■ The request: Find every line with the word "митних". Copy those lines.

Data items
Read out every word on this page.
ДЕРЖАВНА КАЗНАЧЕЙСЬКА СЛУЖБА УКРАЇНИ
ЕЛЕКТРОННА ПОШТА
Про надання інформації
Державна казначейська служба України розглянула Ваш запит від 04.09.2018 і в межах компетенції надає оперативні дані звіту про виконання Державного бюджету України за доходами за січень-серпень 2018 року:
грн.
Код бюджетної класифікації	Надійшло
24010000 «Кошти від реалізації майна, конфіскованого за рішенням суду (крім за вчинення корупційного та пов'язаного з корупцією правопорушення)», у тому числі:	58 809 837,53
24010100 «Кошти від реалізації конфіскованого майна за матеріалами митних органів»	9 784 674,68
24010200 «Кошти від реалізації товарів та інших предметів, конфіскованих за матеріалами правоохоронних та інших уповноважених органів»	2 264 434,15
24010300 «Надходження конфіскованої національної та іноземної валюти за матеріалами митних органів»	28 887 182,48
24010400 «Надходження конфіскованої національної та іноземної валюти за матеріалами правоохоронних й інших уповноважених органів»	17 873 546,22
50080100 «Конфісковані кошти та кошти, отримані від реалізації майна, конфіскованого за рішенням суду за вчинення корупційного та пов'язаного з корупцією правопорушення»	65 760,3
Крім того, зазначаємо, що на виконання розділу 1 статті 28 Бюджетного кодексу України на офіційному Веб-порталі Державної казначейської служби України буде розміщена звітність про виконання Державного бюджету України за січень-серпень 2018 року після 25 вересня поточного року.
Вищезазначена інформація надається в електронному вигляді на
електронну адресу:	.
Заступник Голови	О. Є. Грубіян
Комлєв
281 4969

■ Expected output:
24010100 «Кошти від реалізації конфіскованого майна за матеріалами митних органів»	9 784 674,68
24010300 «Надходження конфіскованої національної та іноземної валюти за матеріалами митних органів»	28 887 182,48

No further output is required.